Data for processing.
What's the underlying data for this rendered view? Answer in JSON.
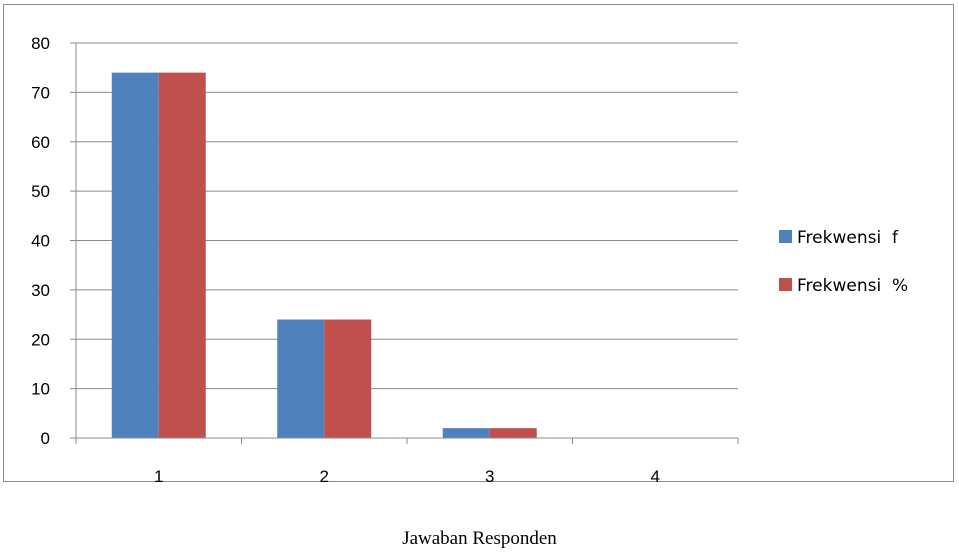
{
  "caption": "Jawaban Responden",
  "chart_data": {
    "type": "bar",
    "categories": [
      "1",
      "2",
      "3",
      "4"
    ],
    "series": [
      {
        "name": "Frekwensi  f",
        "values": [
          74,
          24,
          2,
          0
        ],
        "color": "#4f81bd"
      },
      {
        "name": "Frekwensi  %",
        "values": [
          74,
          24,
          2,
          0
        ],
        "color": "#c0504d"
      }
    ],
    "ylim": [
      0,
      80
    ],
    "yticks": [
      0,
      10,
      20,
      30,
      40,
      50,
      60,
      70,
      80
    ],
    "grid": true,
    "legend_position": "right"
  }
}
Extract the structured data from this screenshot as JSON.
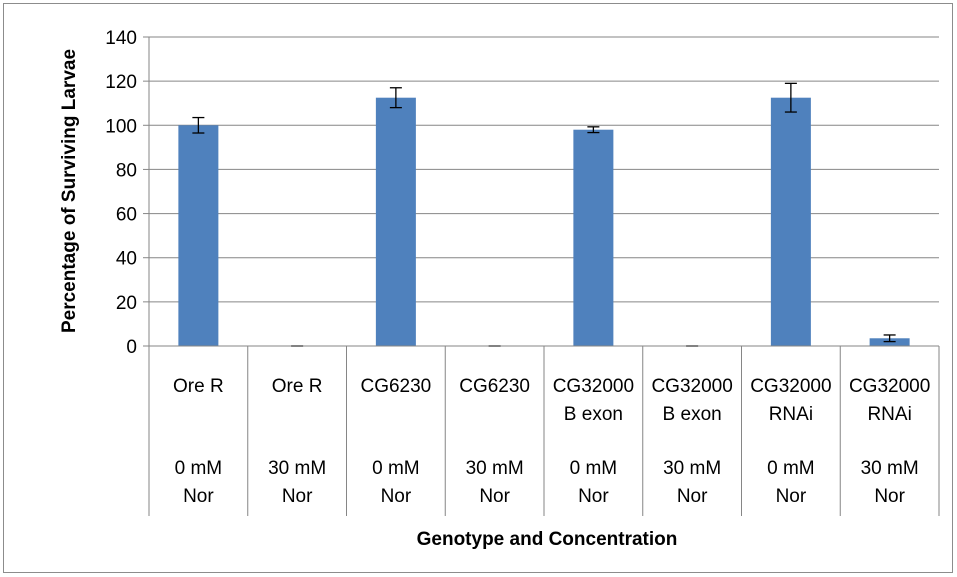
{
  "chart_data": {
    "type": "bar",
    "title": "",
    "xlabel": "Genotype and Concentration",
    "ylabel": "Percentage of Surviving Larvae",
    "ylim": [
      0,
      140
    ],
    "yticks": [
      0,
      20,
      40,
      60,
      80,
      100,
      120,
      140
    ],
    "grid": true,
    "legend": "none",
    "categories": [
      {
        "genotype": [
          "Ore R"
        ],
        "concentration": [
          "0 mM",
          "Nor"
        ]
      },
      {
        "genotype": [
          "Ore R"
        ],
        "concentration": [
          "30 mM",
          "Nor"
        ]
      },
      {
        "genotype": [
          "CG6230"
        ],
        "concentration": [
          "0 mM",
          "Nor"
        ]
      },
      {
        "genotype": [
          "CG6230"
        ],
        "concentration": [
          "30 mM",
          "Nor"
        ]
      },
      {
        "genotype": [
          "CG32000",
          "B exon"
        ],
        "concentration": [
          "0 mM",
          "Nor"
        ]
      },
      {
        "genotype": [
          "CG32000",
          "B exon"
        ],
        "concentration": [
          "30 mM",
          "Nor"
        ]
      },
      {
        "genotype": [
          "CG32000",
          "RNAi"
        ],
        "concentration": [
          "0 mM",
          "Nor"
        ]
      },
      {
        "genotype": [
          "CG32000",
          "RNAi"
        ],
        "concentration": [
          "30 mM",
          "Nor"
        ]
      }
    ],
    "values": [
      100,
      0,
      112.5,
      0,
      98,
      0,
      112.5,
      3.5
    ],
    "errors": [
      3.5,
      0,
      4.5,
      0,
      1.3,
      0,
      6.5,
      1.5
    ],
    "bar_color": "#4F81BD",
    "grid_color": "#868686"
  }
}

What you are asked to do. Quote every record above exactly, leaving out any pictures.

Reply to the exercise.
What's the underlying data for this rendered view? Answer in JSON.
{
  "caption": "Jawaban Responden",
  "chart_data": {
    "type": "bar",
    "categories": [
      "1",
      "2",
      "3",
      "4"
    ],
    "series": [
      {
        "name": "Frekwensi  f",
        "values": [
          74,
          24,
          2,
          0
        ],
        "color": "#4f81bd"
      },
      {
        "name": "Frekwensi  %",
        "values": [
          74,
          24,
          2,
          0
        ],
        "color": "#c0504d"
      }
    ],
    "ylim": [
      0,
      80
    ],
    "yticks": [
      0,
      10,
      20,
      30,
      40,
      50,
      60,
      70,
      80
    ],
    "grid": true,
    "legend_position": "right"
  }
}
Extract the structured data from this screenshot as JSON.
{
  "chart_data": {
    "type": "bar",
    "title": "",
    "xlabel": "Genotype and Concentration",
    "ylabel": "Percentage of Surviving Larvae",
    "ylim": [
      0,
      140
    ],
    "yticks": [
      0,
      20,
      40,
      60,
      80,
      100,
      120,
      140
    ],
    "grid": true,
    "legend": "none",
    "categories": [
      {
        "genotype": [
          "Ore R"
        ],
        "concentration": [
          "0 mM",
          "Nor"
        ]
      },
      {
        "genotype": [
          "Ore R"
        ],
        "concentration": [
          "30 mM",
          "Nor"
        ]
      },
      {
        "genotype": [
          "CG6230"
        ],
        "concentration": [
          "0 mM",
          "Nor"
        ]
      },
      {
        "genotype": [
          "CG6230"
        ],
        "concentration": [
          "30 mM",
          "Nor"
        ]
      },
      {
        "genotype": [
          "CG32000",
          "B exon"
        ],
        "concentration": [
          "0 mM",
          "Nor"
        ]
      },
      {
        "genotype": [
          "CG32000",
          "B exon"
        ],
        "concentration": [
          "30 mM",
          "Nor"
        ]
      },
      {
        "genotype": [
          "CG32000",
          "RNAi"
        ],
        "concentration": [
          "0 mM",
          "Nor"
        ]
      },
      {
        "genotype": [
          "CG32000",
          "RNAi"
        ],
        "concentration": [
          "30 mM",
          "Nor"
        ]
      }
    ],
    "values": [
      100,
      0,
      112.5,
      0,
      98,
      0,
      112.5,
      3.5
    ],
    "errors": [
      3.5,
      0,
      4.5,
      0,
      1.3,
      0,
      6.5,
      1.5
    ],
    "bar_color": "#4F81BD",
    "grid_color": "#868686"
  }
}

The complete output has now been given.